Request: Tally the lines below that contain the word "декларации", and give only that number.

>> start Input

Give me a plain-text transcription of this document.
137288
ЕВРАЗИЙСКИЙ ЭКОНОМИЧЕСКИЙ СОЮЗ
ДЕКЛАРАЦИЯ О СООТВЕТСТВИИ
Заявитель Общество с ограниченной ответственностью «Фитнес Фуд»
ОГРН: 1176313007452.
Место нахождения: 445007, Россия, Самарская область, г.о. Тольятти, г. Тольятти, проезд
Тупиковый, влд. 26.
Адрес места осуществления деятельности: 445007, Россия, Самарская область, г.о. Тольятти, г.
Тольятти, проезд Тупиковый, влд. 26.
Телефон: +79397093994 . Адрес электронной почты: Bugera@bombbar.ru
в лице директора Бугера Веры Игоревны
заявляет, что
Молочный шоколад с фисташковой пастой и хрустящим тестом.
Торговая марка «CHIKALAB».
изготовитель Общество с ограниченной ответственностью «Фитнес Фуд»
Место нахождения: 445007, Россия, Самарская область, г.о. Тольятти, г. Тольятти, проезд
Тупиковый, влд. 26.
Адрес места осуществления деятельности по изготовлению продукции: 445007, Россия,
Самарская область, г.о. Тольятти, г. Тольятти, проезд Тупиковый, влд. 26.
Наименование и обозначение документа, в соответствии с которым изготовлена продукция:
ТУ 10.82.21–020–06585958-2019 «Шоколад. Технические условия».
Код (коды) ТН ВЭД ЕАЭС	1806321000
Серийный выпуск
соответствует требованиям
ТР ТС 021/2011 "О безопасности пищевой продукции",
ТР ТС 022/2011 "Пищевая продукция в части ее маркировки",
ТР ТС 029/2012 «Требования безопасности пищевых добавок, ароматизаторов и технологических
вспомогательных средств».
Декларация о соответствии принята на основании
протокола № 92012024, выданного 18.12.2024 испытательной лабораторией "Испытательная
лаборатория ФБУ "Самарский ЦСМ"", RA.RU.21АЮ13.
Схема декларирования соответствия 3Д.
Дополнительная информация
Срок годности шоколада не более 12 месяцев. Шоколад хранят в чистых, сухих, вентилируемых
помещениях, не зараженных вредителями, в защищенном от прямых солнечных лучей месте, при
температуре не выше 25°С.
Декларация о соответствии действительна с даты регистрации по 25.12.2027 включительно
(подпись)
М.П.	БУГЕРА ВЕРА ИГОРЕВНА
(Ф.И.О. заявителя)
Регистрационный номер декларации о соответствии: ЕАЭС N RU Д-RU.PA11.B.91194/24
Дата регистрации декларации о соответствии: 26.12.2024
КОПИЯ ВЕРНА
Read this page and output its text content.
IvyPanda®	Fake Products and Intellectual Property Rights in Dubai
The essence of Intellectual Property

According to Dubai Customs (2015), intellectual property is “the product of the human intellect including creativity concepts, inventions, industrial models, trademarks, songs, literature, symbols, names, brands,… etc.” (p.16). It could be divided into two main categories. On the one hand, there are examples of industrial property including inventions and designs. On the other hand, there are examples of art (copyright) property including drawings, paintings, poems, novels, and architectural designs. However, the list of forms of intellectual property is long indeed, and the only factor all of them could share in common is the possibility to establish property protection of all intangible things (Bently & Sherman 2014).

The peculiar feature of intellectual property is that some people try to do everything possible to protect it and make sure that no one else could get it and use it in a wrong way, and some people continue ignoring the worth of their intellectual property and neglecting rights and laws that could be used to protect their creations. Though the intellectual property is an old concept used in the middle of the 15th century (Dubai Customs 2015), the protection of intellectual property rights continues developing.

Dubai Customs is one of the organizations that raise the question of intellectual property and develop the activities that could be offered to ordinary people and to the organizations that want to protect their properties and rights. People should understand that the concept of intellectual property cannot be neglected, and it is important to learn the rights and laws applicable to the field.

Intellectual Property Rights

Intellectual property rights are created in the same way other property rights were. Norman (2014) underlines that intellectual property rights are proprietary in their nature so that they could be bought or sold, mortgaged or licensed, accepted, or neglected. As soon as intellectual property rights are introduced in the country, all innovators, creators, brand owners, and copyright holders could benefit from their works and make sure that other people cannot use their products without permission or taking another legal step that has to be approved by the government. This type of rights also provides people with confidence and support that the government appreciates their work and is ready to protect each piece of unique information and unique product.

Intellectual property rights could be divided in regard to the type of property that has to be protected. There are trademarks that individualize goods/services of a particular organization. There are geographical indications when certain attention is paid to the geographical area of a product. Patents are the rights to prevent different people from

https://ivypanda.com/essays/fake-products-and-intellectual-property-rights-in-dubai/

>> end Input

Solution to the exercise: 2